*TASK STATEMENT*
In the listing that follows, how many lines contain the string "emissions"? Provide only the number.

Data entries for graphics
····················

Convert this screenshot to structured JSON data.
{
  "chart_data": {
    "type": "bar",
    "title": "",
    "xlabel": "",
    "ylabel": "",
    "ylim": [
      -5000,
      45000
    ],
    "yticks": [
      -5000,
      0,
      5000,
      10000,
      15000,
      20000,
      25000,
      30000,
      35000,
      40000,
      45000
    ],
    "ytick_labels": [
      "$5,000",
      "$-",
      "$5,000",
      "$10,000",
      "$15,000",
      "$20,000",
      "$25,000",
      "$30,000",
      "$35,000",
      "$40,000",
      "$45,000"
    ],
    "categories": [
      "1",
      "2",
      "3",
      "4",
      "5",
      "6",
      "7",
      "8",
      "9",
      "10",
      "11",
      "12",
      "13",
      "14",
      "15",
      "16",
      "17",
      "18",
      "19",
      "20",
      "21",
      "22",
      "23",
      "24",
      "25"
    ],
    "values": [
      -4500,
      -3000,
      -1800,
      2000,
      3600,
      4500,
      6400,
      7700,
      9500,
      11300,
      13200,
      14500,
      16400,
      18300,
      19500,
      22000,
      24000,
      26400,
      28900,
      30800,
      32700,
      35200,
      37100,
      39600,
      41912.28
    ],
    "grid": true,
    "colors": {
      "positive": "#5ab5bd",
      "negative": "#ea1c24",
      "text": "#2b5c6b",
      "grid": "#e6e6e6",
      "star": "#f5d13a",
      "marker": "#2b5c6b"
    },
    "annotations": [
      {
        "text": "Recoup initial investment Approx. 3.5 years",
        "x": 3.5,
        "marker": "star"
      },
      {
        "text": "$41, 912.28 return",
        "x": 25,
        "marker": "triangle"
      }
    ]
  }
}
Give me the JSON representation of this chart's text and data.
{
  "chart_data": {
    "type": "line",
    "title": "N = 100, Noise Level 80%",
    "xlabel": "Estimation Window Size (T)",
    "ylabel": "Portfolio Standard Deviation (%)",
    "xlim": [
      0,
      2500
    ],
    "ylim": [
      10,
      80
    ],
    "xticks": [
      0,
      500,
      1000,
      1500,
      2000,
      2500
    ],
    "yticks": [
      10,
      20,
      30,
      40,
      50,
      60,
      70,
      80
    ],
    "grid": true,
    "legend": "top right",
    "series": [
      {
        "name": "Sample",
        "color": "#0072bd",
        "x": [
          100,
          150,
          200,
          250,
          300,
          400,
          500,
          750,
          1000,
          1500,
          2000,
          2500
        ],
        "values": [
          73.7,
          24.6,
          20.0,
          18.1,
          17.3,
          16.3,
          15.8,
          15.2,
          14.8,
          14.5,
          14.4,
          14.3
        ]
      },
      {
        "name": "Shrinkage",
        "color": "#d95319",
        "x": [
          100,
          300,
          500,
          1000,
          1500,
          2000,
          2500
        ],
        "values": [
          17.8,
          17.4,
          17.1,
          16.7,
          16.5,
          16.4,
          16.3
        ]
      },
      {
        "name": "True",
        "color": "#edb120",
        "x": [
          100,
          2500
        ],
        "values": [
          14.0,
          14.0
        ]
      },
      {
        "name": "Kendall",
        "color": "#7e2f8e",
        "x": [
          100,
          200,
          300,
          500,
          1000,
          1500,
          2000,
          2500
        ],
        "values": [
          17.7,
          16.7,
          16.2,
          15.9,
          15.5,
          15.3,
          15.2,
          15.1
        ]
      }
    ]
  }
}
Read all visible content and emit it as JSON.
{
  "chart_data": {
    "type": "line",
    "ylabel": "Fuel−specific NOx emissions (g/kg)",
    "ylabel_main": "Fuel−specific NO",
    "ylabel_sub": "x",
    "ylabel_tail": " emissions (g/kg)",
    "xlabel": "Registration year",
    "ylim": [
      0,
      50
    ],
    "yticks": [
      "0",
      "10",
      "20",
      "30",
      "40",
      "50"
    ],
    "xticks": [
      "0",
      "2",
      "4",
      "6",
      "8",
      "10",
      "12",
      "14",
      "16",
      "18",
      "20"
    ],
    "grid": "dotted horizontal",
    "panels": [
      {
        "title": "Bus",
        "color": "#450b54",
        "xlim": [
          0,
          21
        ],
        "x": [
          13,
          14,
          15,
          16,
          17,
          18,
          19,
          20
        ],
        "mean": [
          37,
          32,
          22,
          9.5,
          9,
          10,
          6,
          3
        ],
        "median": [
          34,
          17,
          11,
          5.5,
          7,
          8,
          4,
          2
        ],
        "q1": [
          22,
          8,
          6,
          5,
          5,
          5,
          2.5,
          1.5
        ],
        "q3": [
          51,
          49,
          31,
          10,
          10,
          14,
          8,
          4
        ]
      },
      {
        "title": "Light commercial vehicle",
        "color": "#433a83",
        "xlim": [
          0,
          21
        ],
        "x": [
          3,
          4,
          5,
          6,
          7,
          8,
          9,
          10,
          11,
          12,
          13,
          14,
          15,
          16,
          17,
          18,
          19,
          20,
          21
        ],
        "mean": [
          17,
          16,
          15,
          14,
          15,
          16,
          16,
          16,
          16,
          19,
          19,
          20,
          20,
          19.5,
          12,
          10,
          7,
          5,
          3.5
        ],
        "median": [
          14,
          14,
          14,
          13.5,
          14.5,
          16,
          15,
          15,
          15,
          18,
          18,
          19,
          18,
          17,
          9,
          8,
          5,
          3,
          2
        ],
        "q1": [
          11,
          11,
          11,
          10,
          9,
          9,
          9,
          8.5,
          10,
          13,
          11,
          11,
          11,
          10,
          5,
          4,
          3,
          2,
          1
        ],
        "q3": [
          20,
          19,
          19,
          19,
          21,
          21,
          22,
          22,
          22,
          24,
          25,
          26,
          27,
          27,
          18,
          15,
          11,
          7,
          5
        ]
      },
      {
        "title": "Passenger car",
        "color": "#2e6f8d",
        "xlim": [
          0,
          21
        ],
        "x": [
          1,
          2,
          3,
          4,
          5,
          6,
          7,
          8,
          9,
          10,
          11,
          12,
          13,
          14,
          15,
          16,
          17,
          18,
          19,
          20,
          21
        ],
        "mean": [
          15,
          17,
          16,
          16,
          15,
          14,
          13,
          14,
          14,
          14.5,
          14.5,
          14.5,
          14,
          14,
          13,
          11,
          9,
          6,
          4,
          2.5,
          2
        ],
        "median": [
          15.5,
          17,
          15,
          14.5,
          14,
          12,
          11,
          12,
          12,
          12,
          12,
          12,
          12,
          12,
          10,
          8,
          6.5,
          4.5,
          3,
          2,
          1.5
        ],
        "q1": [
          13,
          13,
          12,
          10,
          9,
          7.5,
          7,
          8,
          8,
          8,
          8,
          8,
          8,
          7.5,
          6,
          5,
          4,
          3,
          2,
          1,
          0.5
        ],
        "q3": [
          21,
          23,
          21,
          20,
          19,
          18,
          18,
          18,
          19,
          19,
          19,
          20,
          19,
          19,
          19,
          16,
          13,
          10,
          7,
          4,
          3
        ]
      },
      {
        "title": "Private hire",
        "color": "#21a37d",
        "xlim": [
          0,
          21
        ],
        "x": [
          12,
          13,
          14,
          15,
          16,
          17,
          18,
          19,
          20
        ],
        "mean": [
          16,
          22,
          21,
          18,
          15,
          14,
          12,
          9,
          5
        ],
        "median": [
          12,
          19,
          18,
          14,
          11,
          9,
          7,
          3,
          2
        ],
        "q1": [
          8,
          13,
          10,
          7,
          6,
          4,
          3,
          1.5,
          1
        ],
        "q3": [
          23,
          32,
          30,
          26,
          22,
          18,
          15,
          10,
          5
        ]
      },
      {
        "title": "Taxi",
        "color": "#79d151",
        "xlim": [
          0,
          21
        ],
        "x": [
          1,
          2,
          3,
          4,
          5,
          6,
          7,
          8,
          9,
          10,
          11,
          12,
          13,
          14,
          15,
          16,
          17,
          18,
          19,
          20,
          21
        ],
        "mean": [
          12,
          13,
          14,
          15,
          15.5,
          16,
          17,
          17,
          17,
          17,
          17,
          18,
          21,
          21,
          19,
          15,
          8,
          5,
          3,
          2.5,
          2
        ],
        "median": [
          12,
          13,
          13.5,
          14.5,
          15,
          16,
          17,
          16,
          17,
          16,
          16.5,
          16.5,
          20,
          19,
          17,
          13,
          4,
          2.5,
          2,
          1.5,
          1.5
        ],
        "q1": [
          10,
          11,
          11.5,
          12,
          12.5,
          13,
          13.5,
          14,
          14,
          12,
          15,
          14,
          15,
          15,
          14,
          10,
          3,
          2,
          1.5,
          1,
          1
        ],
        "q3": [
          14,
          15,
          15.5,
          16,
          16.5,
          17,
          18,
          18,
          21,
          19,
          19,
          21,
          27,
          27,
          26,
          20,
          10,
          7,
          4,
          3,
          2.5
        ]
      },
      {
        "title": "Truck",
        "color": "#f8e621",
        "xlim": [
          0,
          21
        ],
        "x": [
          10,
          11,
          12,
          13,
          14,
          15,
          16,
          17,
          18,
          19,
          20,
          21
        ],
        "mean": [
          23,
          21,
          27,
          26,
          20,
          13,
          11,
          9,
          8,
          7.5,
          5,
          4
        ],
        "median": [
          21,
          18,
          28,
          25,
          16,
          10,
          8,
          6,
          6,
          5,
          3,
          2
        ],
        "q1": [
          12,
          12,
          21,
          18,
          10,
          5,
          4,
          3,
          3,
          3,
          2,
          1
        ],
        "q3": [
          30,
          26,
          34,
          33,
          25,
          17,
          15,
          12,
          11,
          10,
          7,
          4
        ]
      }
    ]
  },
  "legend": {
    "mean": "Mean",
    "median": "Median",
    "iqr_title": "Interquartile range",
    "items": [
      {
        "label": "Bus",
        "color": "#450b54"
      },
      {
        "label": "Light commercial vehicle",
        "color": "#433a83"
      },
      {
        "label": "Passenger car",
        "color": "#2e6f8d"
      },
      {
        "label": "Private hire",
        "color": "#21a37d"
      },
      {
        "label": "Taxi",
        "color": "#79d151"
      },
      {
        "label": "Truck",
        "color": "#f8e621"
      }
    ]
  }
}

····················

*CORRECT RESPONSE*
2